Below is a block of records; reproduce all of them exactly and leave out any pictures.

(Collection entries)
----------------------------------------

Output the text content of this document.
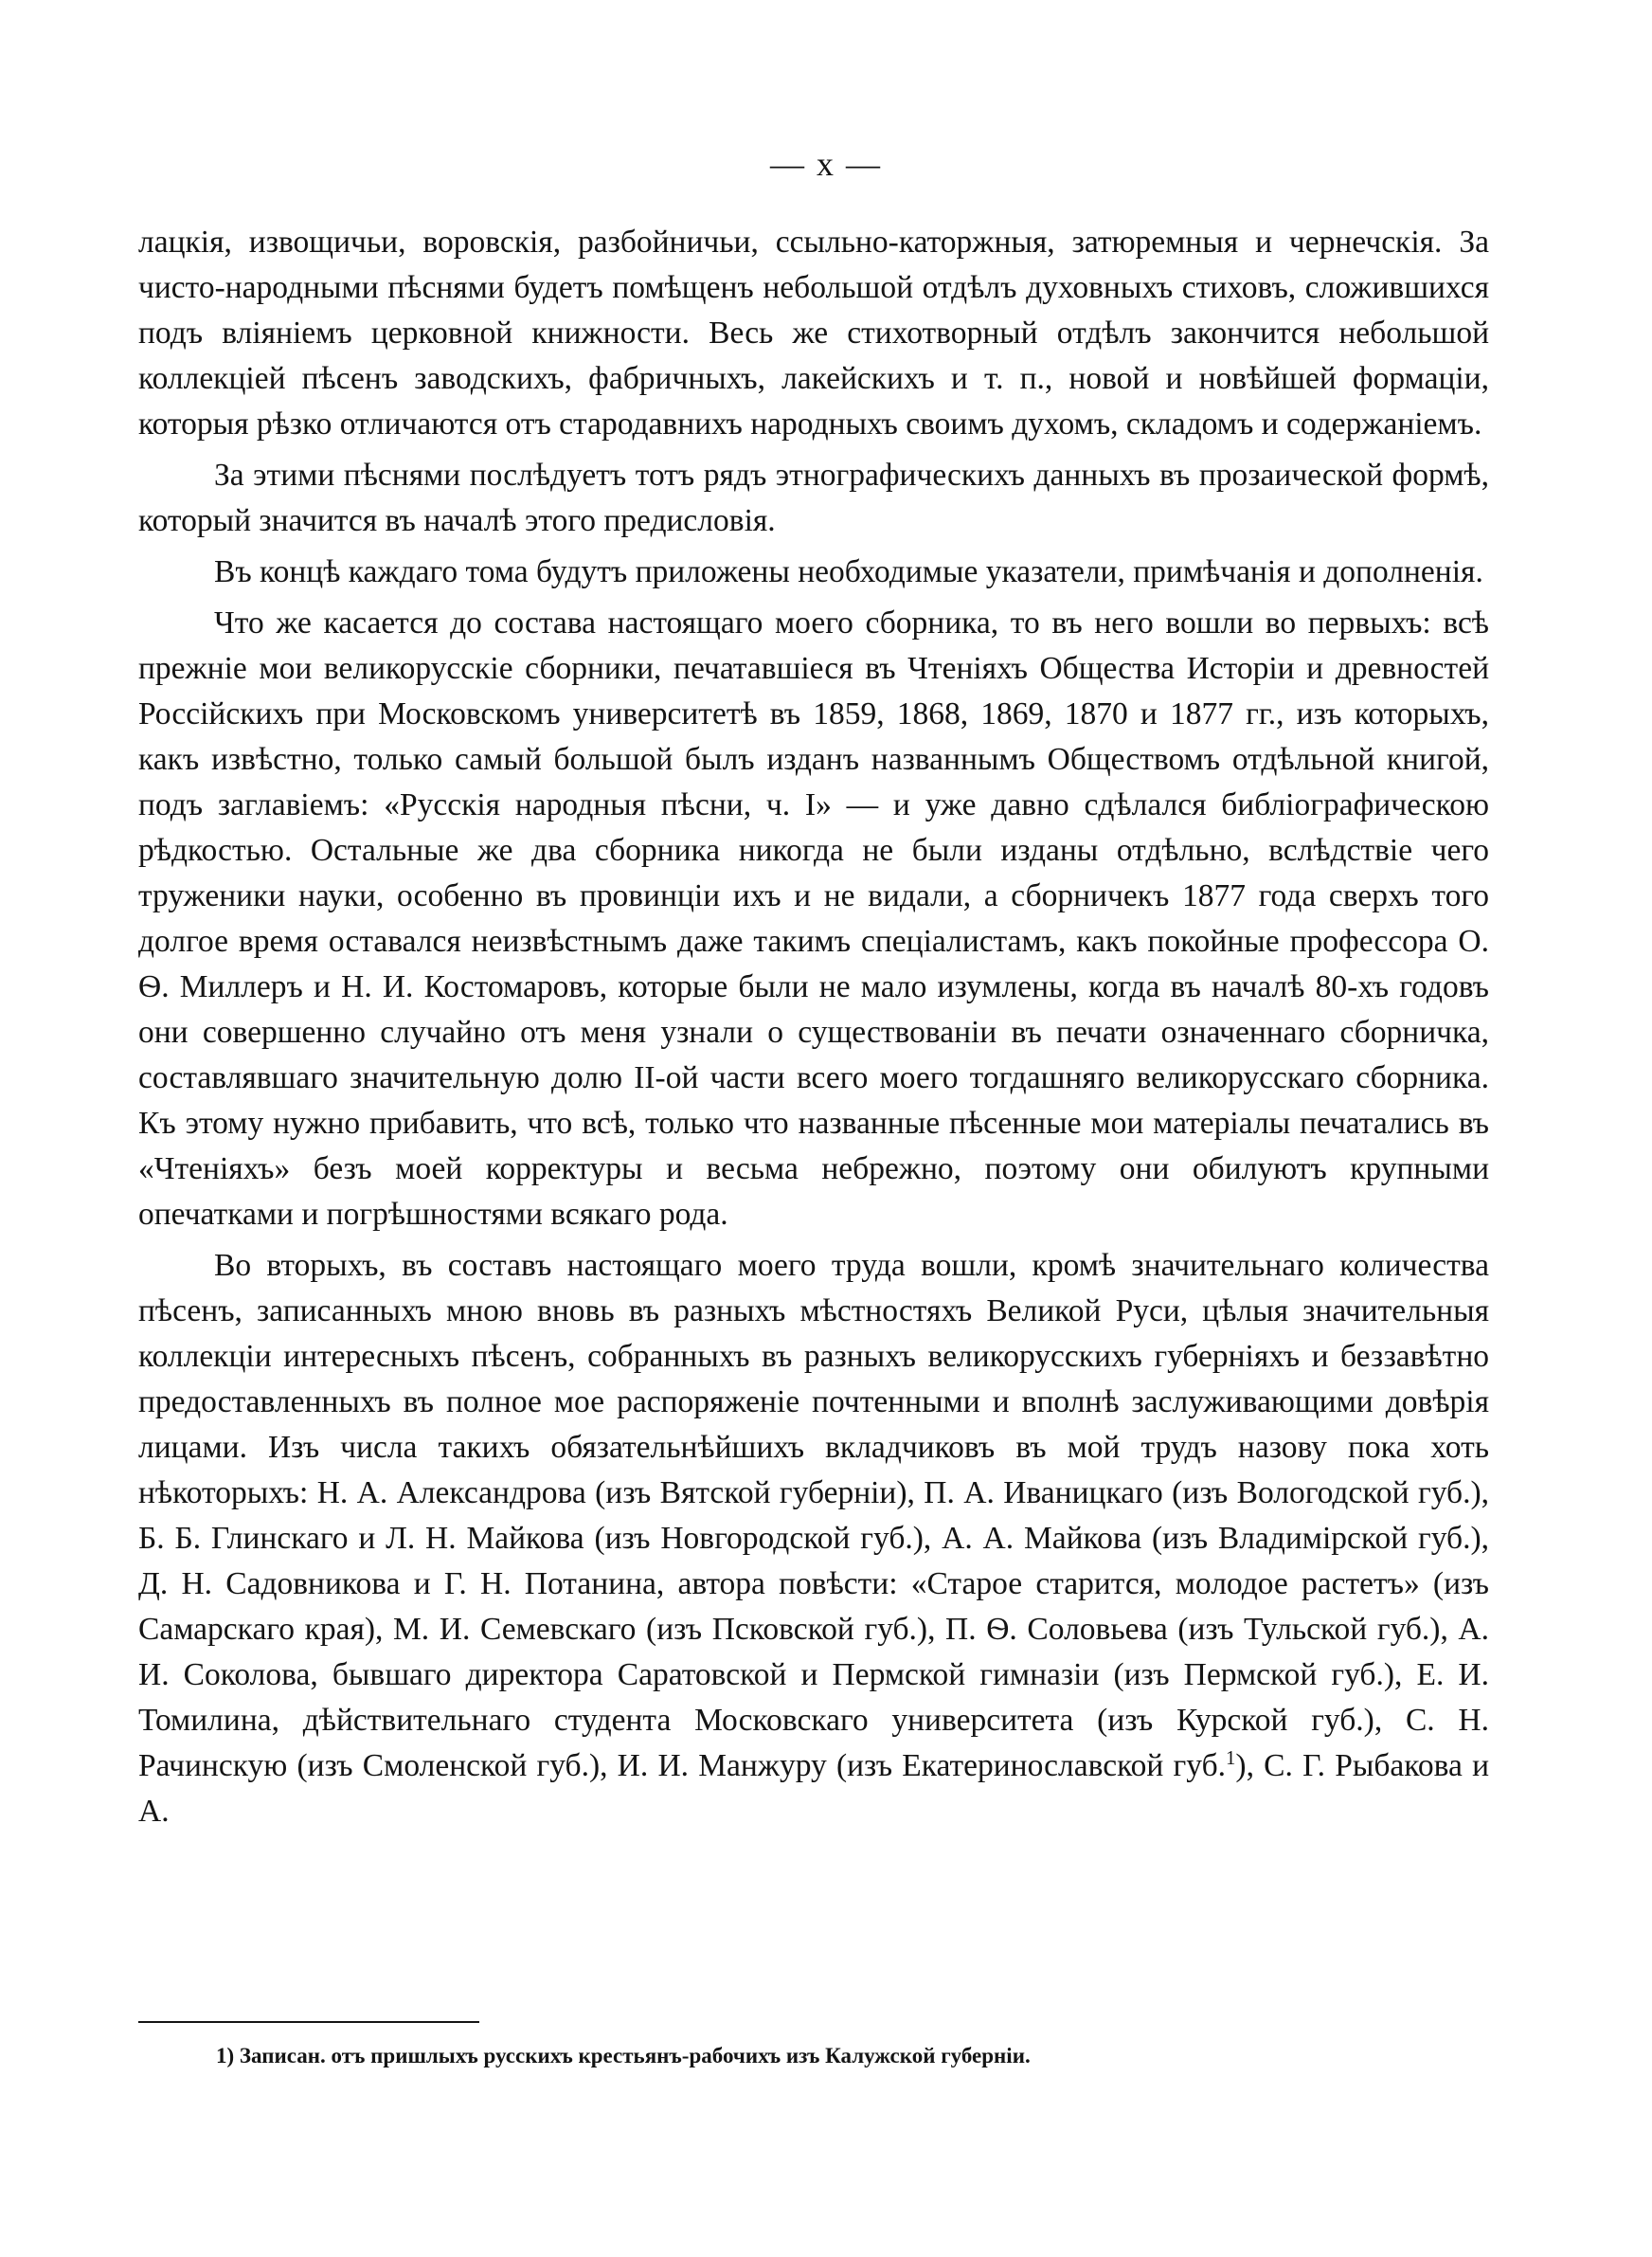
— x —

лацкія, извощичьи, воровскія, разбойничьи, ссыльно-каторжныя, затюремныя и чернечскія. За чисто-народными пѣснями будетъ помѣщенъ небольшой отдѣлъ духовныхъ стиховъ, сложившихся подъ вліяніемъ церковной книжности. Весь же стихотворный отдѣлъ закончится небольшой коллекціей пѣсенъ заводскихъ, фабричныхъ, лакейскихъ и т. п., новой и новѣйшей формаціи, которыя рѣзко отличаются отъ стародавнихъ народныхъ своимъ духомъ, складомъ и содержаніемъ.

За этими пѣснями послѣдуетъ тотъ рядъ этнографическихъ данныхъ въ прозаической формѣ, который значится въ началѣ этого предисловія.

Въ концѣ каждаго тома будутъ приложены необходимые указатели, примѣчанія и дополненія.

Что же касается до состава настоящаго моего сборника, то въ него вошли во первыхъ: всѣ прежніе мои великорусскіе сборники, печатавшіеся въ Чтеніяхъ Общества Исторіи и древностей Россійскихъ при Московскомъ университетѣ въ 1859, 1868, 1869, 1870 и 1877 гг., изъ которыхъ, какъ извѣстно, только самый большой былъ изданъ названнымъ Обществомъ отдѣльной книгой, подъ заглавіемъ: «Русскія народныя пѣсни, ч. I» — и уже давно сдѣлался библіографическою рѣдкостью. Остальные же два сборника никогда не были изданы отдѣльно, вслѣдствіе чего труженики науки, особенно въ провинціи ихъ и не видали, а сборничекъ 1877 года сверхъ того долгое время оставался неизвѣстнымъ даже такимъ спеціалистамъ, какъ покойные профессора О. Ѳ. Миллеръ и Н. И. Костомаровъ, которые были не мало изумлены, когда въ началѣ 80-хъ годовъ они совершенно случайно отъ меня узнали о существованіи въ печати означеннаго сборничка, составлявшаго значительную долю II-ой части всего моего тогдашняго великорусскаго сборника. Къ этому нужно прибавить, что всѣ, только что названные пѣсенные мои матеріалы печатались въ «Чтеніяхъ» безъ моей корректуры и весьма небрежно, поэтому они обилуютъ крупными опечатками и погрѣшностями всякаго рода.

Во вторыхъ, въ составъ настоящаго моего труда вошли, кромѣ значительнаго количества пѣсенъ, записанныхъ мною вновь въ разныхъ мѣстностяхъ Великой Руси, цѣлыя значительныя коллекціи интересныхъ пѣсенъ, собранныхъ въ разныхъ великорусскихъ губерніяхъ и беззавѣтно предоставленныхъ въ полное мое распоряженіе почтенными и вполнѣ заслуживающими довѣрія лицами. Изъ числа такихъ обязательнѣйшихъ вкладчиковъ въ мой трудъ назову пока хоть нѣкоторыхъ: Н. А. Александрова (изъ Вятской губерніи), П. А. Иваницкаго (изъ Вологодской губ.), Б. Б. Глинскаго и Л. Н. Майкова (изъ Новгородской губ.), А. А. Майкова (изъ Владимірской губ.), Д. Н. Садовникова и Г. Н. Потанина, автора повѣсти: «Старое старится, молодое растетъ» (изъ Самарскаго края), М. И. Семевскаго (изъ Псковской губ.), П. Ѳ. Соловьева (изъ Тульской губ.), А. И. Соколова, бывшаго директора Саратовской и Пермской гимназіи (изъ Пермской губ.), Е. И. Томилина, дѣйствительнаго студента Московскаго университета (изъ Курской губ.), С. Н. Рачинскую (изъ Смоленской губ.), И. И. Манжуру (изъ Екатеринославской губ.$^1$), С. Г. Рыбакова и А.

1) Записан. отъ пришлыхъ русскихъ крестьянъ-рабочихъ изъ Калужской губерніи.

----------------------------------------

SOLVED EXERCISE ▸
Output the text content of this document.
— x —

лацкія, извощичьи, воровскія, разбойничьи, ссыльно-каторжныя, затюремныя и чернечскія. За чисто-народными пѣснями будетъ помѣщенъ небольшой отдѣлъ духовныхъ стиховъ, сложившихся подъ вліяніемъ церковной книжности. Весь же стихотворный отдѣлъ закончится небольшой коллекціей пѣсенъ заводскихъ, фабричныхъ, лакейскихъ и т. п., новой и новѣйшей формаціи, которыя рѣзко отличаются отъ стародавнихъ народныхъ своимъ духомъ, складомъ и содержаніемъ.

За этими пѣснями послѣдуетъ тотъ рядъ этнографическихъ данныхъ въ прозаической формѣ, который значится въ началѣ этого предисловія.

Въ концѣ каждаго тома будутъ приложены необходимые указатели, примѣчанія и дополненія.

Что же касается до состава настоящаго моего сборника, то въ него вошли во первыхъ: всѣ прежніе мои великорусскіе сборники, печатавшіеся въ Чтеніяхъ Общества Исторіи и древностей Россійскихъ при Московскомъ университетѣ въ 1859, 1868, 1869, 1870 и 1877 гг., изъ которыхъ, какъ извѣстно, только самый большой былъ изданъ названнымъ Обществомъ отдѣльной книгой, подъ заглавіемъ: «Русскія народныя пѣсни, ч. I» — и уже давно сдѣлался библіографическою рѣдкостью. Остальные же два сборника никогда не были изданы отдѣльно, вслѣдствіе чего труженики науки, особенно въ провинціи ихъ и не видали, а сборничекъ 1877 года сверхъ того долгое время оставался неизвѣстнымъ даже такимъ спеціалистамъ, какъ покойные профессора О. Ѳ. Миллеръ и Н. И. Костомаровъ, которые были не мало изумлены, когда въ началѣ 80-хъ годовъ они совершенно случайно отъ меня узнали о существованіи въ печати означеннаго сборничка, составлявшаго значительную долю II-ой части всего моего тогдашняго великорусскаго сборника. Къ этому нужно прибавить, что всѣ, только что названные пѣсенные мои матеріалы печатались въ «Чтеніяхъ» безъ моей корректуры и весьма небрежно, поэтому они обилуютъ крупными опечатками и погрѣшностями всякаго рода.

Во вторыхъ, въ составъ настоящаго моего труда вошли, кромѣ значительнаго количества пѣсенъ, записанныхъ мною вновь въ разныхъ мѣстностяхъ Великой Руси, цѣлыя значительныя коллекціи интересныхъ пѣсенъ, собранныхъ въ разныхъ великорусскихъ губерніяхъ и беззавѣтно предоставленныхъ въ полное мое распоряженіе почтенными и вполнѣ заслуживающими довѣрія лицами. Изъ числа такихъ обязательнѣйшихъ вкладчиковъ въ мой трудъ назову пока хоть нѣкоторыхъ: Н. А. Александрова (изъ Вятской губерніи), П. А. Иваницкаго (изъ Вологодской губ.), Б. Б. Глинскаго и Л. Н. Майкова (изъ Новгородской губ.), А. А. Майкова (изъ Владимірской губ.), Д. Н. Садовникова и Г. Н. Потанина, автора повѣсти: «Старое старится, молодое растетъ» (изъ Самарскаго края), М. И. Семевскаго (изъ Псковской губ.), П. Ѳ. Соловьева (изъ Тульской губ.), А. И. Соколова, бывшаго директора Саратовской и Пермской гимназіи (изъ Пермской губ.), Е. И. Томилина, дѣйствительнаго студента Московскаго университета (изъ Курской губ.), С. Н. Рачинскую (изъ Смоленской губ.), И. И. Манжуру (изъ Екатеринославской губ.$^1$), С. Г. Рыбакова и А.

1) Записан. отъ пришлыхъ русскихъ крестьянъ-рабочихъ изъ Калужской губерніи.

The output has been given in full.